## Task prompt
Find each line with the string "document" and report it.

## Exercise material
• • • • •
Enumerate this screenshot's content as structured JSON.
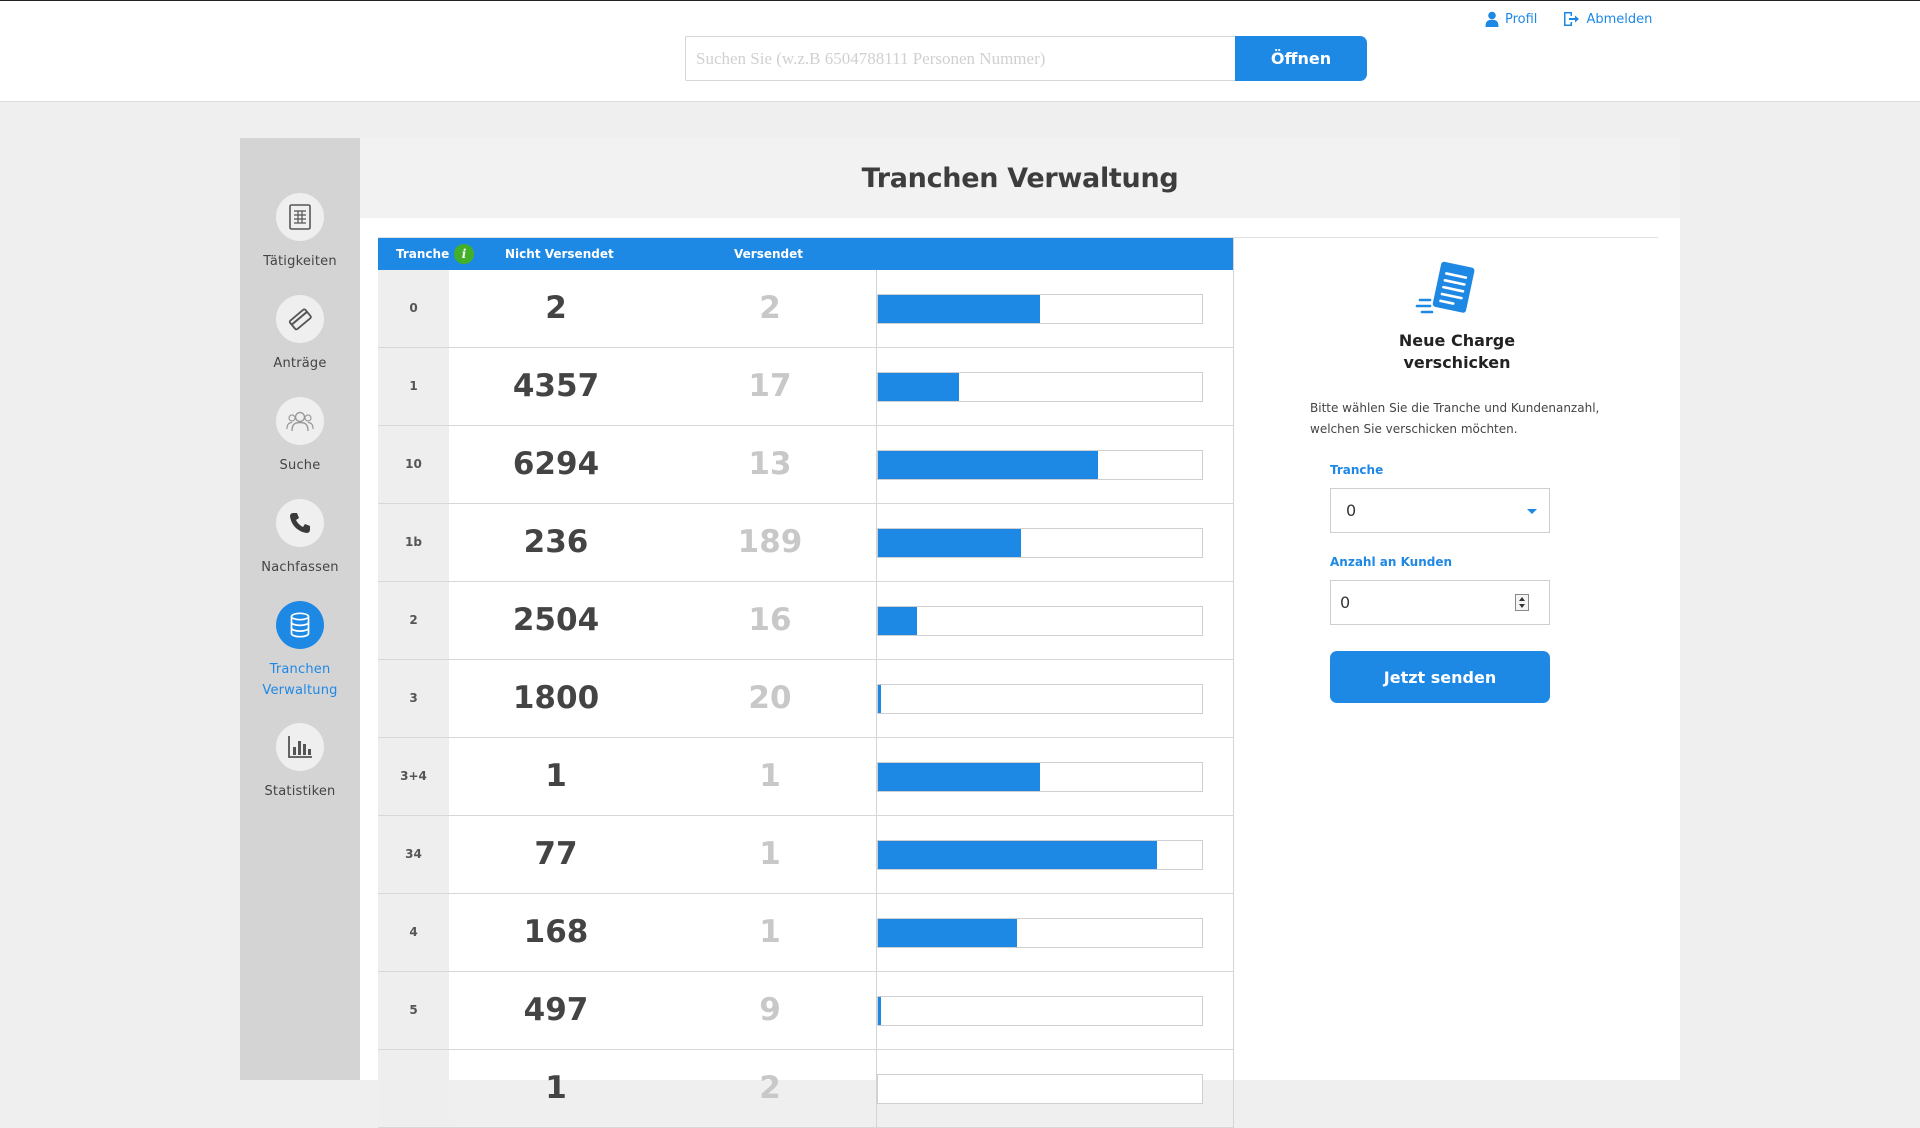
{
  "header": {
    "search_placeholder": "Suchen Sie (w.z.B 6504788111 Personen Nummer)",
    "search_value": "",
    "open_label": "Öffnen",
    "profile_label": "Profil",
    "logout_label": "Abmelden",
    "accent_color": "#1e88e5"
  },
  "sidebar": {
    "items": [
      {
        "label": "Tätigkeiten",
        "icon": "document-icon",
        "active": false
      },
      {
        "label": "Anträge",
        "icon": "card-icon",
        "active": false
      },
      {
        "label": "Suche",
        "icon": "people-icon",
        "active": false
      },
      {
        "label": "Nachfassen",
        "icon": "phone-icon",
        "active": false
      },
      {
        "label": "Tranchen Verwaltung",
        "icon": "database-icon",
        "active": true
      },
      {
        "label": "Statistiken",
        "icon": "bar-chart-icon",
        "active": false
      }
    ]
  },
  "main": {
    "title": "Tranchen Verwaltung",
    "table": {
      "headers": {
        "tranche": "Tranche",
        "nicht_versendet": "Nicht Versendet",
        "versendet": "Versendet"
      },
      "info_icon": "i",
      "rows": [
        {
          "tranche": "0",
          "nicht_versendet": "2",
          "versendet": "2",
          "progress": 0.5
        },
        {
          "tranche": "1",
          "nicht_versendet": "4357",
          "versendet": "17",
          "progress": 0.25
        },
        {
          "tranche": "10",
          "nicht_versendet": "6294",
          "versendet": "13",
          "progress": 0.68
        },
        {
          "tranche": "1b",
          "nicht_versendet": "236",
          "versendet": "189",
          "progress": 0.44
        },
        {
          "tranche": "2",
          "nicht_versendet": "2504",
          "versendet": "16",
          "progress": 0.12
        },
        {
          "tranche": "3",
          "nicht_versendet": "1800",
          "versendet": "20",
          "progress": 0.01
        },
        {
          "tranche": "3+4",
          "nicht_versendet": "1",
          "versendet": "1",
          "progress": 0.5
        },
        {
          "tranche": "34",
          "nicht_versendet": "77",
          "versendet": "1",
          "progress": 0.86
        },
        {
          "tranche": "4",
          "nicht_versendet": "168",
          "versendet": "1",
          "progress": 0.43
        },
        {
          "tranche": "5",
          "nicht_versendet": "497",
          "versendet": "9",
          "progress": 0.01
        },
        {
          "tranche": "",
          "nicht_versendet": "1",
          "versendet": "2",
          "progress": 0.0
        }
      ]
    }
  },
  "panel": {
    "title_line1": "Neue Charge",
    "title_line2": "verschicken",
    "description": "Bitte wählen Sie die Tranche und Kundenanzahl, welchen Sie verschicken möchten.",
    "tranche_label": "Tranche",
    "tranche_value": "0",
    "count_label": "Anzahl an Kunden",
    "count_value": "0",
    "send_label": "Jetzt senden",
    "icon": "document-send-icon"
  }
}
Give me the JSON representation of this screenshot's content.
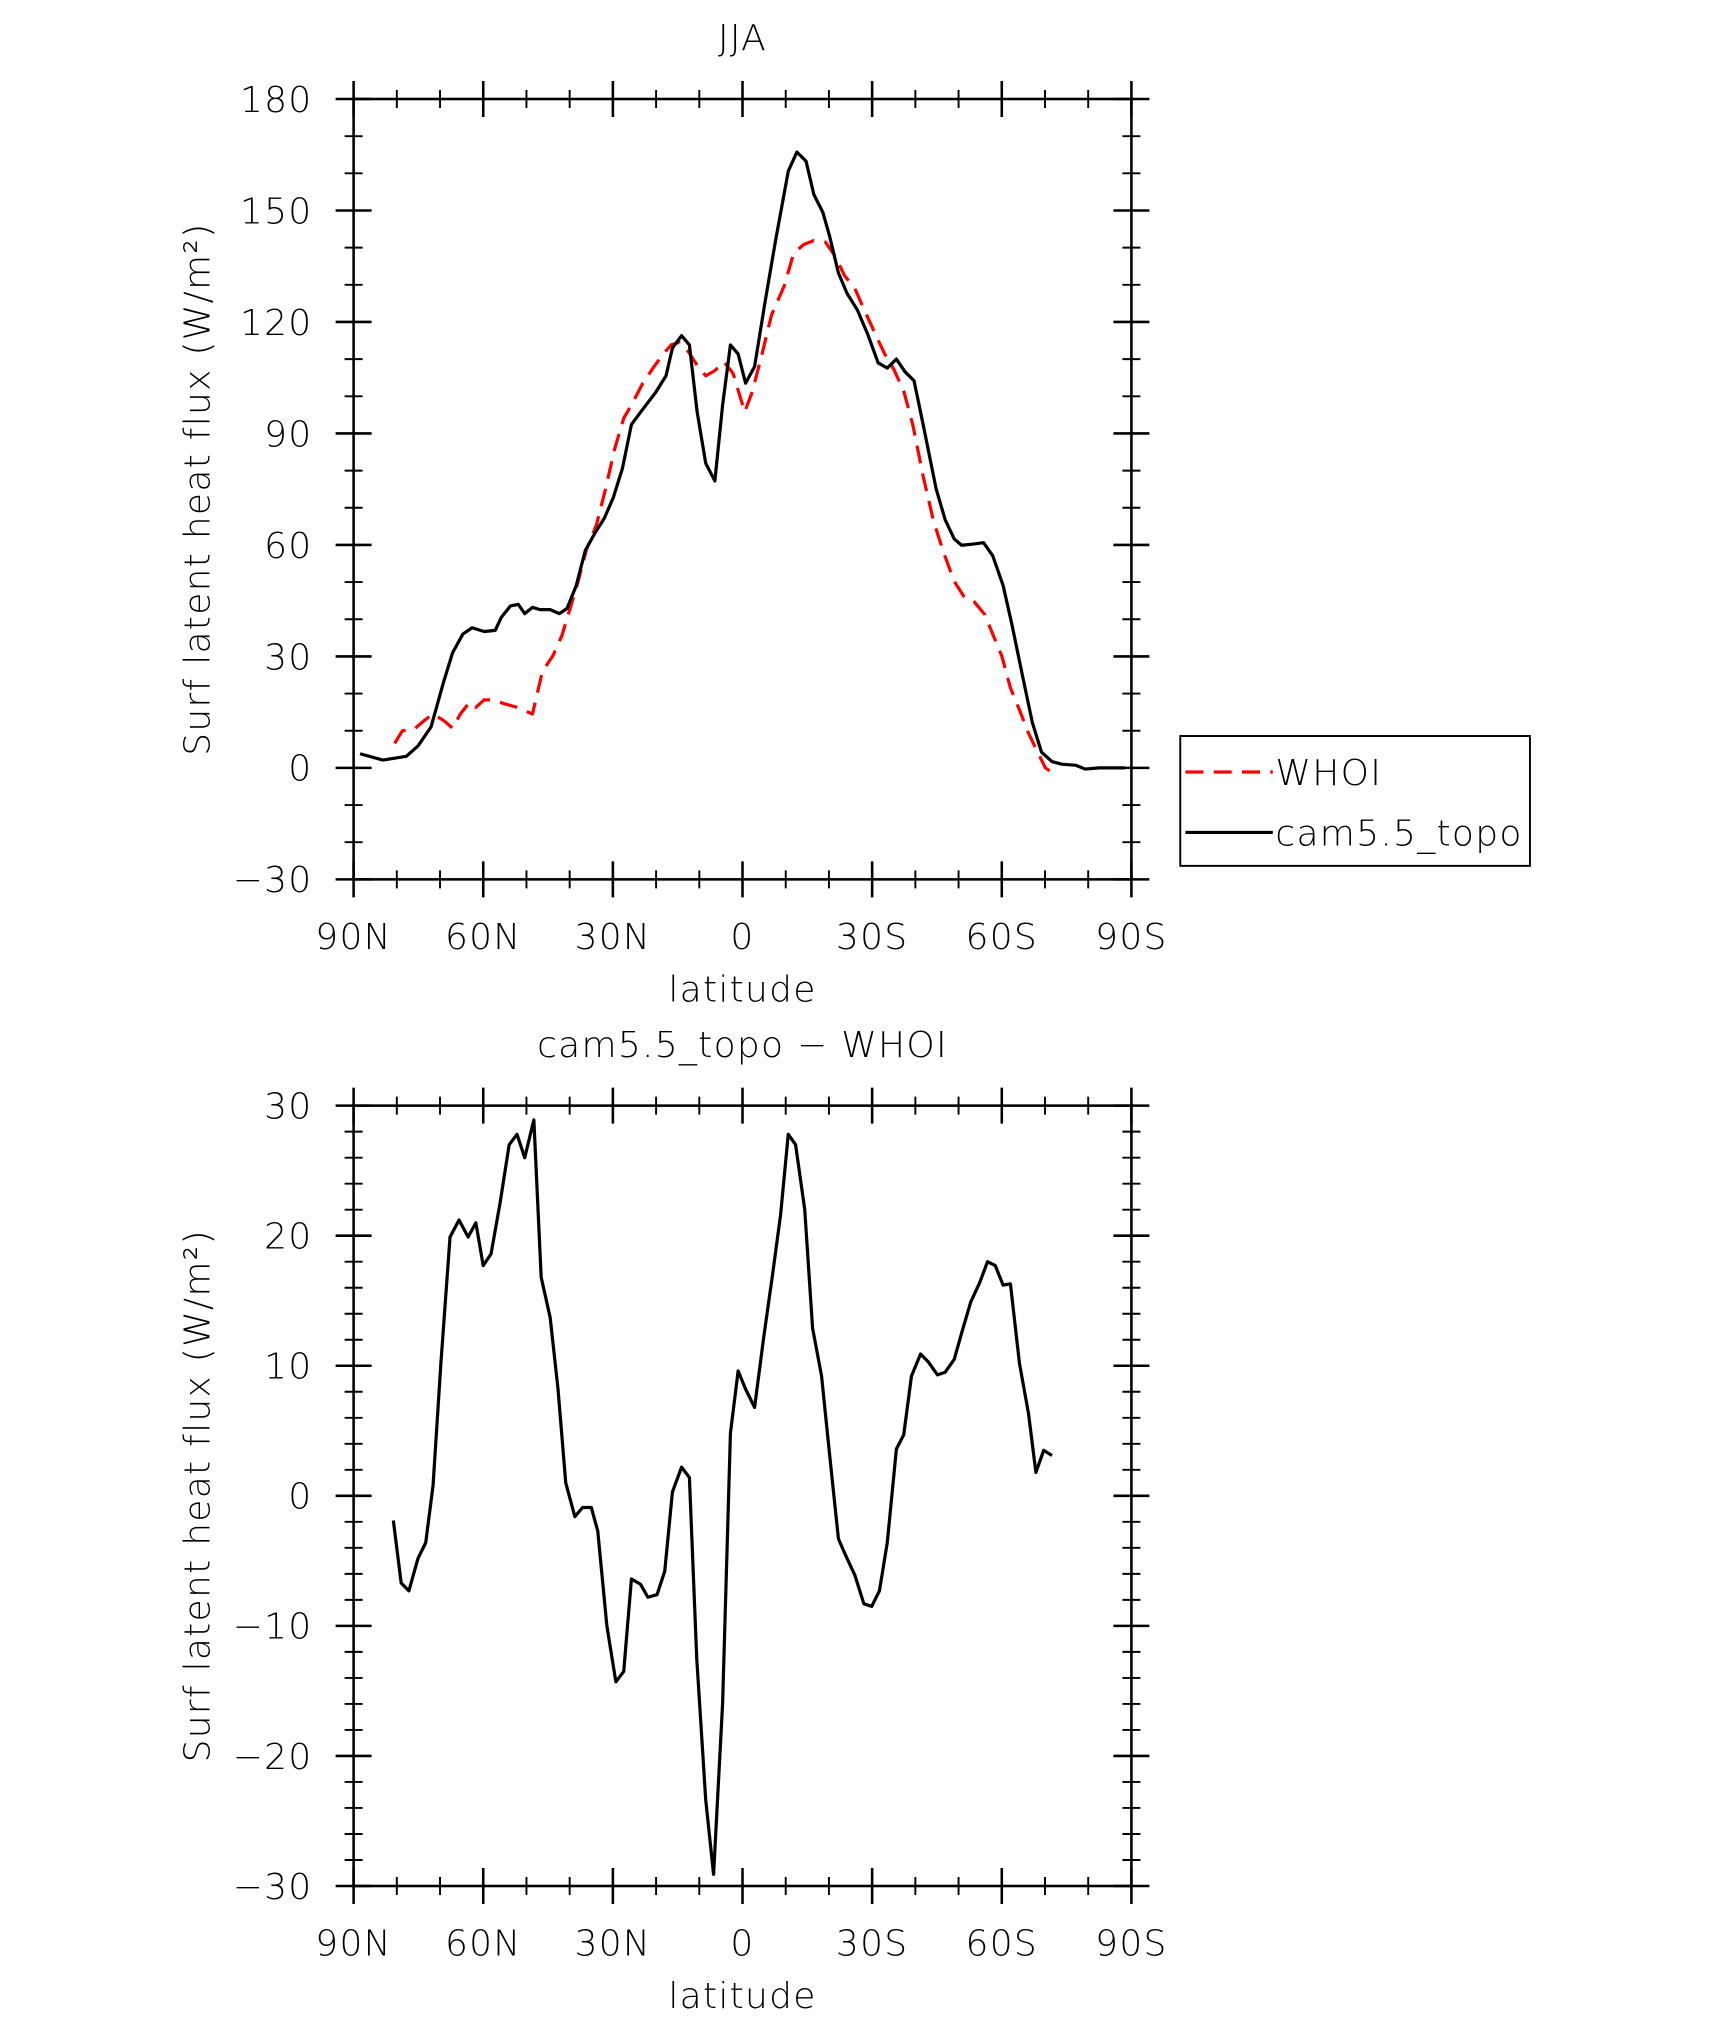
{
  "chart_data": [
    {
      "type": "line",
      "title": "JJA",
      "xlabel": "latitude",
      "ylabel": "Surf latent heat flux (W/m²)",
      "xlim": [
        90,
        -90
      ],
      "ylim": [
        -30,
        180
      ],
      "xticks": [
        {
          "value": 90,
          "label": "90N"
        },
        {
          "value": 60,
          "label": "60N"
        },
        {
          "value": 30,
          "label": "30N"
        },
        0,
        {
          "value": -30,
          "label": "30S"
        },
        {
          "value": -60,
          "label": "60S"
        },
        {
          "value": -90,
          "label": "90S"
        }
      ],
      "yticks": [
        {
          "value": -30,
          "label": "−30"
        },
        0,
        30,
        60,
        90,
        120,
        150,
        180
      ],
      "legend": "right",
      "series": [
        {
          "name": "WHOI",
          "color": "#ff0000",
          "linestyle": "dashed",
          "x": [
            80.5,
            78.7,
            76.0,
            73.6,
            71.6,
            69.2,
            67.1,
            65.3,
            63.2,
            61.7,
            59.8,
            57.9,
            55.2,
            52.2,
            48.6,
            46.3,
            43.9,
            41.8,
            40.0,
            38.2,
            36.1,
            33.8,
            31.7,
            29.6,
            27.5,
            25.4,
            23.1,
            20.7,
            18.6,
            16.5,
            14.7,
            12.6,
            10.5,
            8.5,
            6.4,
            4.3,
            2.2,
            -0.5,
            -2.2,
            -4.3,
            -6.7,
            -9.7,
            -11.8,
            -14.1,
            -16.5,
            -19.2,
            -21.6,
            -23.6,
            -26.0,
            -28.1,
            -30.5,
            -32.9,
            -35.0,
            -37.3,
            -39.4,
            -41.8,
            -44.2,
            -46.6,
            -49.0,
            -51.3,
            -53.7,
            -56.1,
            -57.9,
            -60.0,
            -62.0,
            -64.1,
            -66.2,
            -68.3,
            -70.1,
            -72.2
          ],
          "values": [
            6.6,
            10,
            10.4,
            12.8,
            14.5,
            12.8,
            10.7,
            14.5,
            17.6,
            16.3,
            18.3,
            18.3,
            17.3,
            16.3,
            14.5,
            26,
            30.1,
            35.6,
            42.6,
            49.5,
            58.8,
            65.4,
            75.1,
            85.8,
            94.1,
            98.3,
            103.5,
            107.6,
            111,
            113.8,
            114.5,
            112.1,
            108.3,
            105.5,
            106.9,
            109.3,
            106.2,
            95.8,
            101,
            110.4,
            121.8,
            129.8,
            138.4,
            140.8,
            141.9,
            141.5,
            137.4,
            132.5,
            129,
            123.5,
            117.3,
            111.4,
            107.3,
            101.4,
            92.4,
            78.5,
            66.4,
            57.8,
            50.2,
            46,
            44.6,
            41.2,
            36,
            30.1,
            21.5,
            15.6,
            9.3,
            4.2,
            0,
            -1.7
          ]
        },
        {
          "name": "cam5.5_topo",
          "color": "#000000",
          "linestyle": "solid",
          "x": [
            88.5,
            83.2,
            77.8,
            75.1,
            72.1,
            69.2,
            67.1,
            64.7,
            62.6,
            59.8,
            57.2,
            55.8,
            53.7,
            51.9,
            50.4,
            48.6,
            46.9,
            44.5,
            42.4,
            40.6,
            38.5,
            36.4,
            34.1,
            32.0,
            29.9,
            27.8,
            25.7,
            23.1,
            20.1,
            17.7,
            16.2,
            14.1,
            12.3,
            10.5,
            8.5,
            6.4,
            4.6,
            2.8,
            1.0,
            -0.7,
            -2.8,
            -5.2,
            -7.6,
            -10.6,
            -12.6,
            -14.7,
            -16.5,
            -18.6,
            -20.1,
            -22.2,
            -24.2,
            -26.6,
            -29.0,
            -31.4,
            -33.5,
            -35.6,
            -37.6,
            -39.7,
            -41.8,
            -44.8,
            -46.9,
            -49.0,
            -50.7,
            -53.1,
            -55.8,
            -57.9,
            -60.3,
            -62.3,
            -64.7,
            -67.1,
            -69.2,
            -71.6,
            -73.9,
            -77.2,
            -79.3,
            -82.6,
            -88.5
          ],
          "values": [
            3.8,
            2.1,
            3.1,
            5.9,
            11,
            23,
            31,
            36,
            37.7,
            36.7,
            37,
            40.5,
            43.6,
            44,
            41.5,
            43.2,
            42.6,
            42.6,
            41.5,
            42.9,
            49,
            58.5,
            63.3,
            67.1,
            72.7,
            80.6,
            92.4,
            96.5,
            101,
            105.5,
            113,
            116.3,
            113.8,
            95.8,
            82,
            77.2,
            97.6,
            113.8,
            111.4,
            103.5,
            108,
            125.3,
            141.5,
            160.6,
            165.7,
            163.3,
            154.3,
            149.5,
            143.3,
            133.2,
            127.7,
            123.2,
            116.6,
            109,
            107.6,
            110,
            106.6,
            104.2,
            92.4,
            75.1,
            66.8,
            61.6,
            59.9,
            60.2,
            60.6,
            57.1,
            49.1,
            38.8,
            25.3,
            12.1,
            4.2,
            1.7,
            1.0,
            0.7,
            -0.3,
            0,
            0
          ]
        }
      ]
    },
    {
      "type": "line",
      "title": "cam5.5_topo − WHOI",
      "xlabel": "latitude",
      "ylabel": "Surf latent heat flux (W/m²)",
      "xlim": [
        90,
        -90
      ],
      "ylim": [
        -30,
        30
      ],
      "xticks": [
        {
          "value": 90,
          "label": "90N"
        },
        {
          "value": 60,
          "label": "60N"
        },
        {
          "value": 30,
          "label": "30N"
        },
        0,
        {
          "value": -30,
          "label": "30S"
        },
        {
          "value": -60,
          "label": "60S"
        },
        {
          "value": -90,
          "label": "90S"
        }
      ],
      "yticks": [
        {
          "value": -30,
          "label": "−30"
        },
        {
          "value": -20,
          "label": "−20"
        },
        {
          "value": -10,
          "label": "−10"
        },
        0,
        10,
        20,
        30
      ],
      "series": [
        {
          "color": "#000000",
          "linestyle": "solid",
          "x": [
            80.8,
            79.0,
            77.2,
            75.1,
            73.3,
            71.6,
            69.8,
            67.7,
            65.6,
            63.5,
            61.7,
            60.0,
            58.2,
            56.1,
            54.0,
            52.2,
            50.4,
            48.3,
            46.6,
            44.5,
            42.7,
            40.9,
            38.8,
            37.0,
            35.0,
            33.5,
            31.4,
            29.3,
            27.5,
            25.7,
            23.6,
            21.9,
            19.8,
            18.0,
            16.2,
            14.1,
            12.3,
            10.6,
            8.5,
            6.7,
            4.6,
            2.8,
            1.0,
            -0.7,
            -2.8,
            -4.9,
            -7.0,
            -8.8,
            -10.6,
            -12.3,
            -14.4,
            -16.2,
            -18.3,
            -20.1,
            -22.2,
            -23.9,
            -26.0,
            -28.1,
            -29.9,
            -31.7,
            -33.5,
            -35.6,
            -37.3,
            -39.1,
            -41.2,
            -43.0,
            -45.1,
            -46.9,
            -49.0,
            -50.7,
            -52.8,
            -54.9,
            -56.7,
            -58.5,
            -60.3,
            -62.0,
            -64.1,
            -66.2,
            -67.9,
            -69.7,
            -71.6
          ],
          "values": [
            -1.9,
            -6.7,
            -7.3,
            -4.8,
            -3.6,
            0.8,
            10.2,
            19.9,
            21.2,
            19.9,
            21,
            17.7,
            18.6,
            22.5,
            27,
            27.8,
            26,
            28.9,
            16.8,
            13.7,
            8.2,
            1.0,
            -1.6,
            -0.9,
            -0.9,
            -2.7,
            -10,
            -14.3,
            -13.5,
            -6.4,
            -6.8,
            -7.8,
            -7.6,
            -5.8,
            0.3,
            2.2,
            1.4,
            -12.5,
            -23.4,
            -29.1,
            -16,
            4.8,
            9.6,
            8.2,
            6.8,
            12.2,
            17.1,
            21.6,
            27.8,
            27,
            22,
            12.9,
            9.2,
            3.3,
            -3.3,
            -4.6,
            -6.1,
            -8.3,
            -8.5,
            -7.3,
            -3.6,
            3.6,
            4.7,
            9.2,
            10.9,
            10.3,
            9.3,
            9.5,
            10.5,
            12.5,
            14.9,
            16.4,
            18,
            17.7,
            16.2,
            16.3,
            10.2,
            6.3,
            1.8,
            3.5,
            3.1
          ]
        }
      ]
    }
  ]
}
• • • • •
## Task response
        "icon": "document-icon",
    "icon": "document-send-icon"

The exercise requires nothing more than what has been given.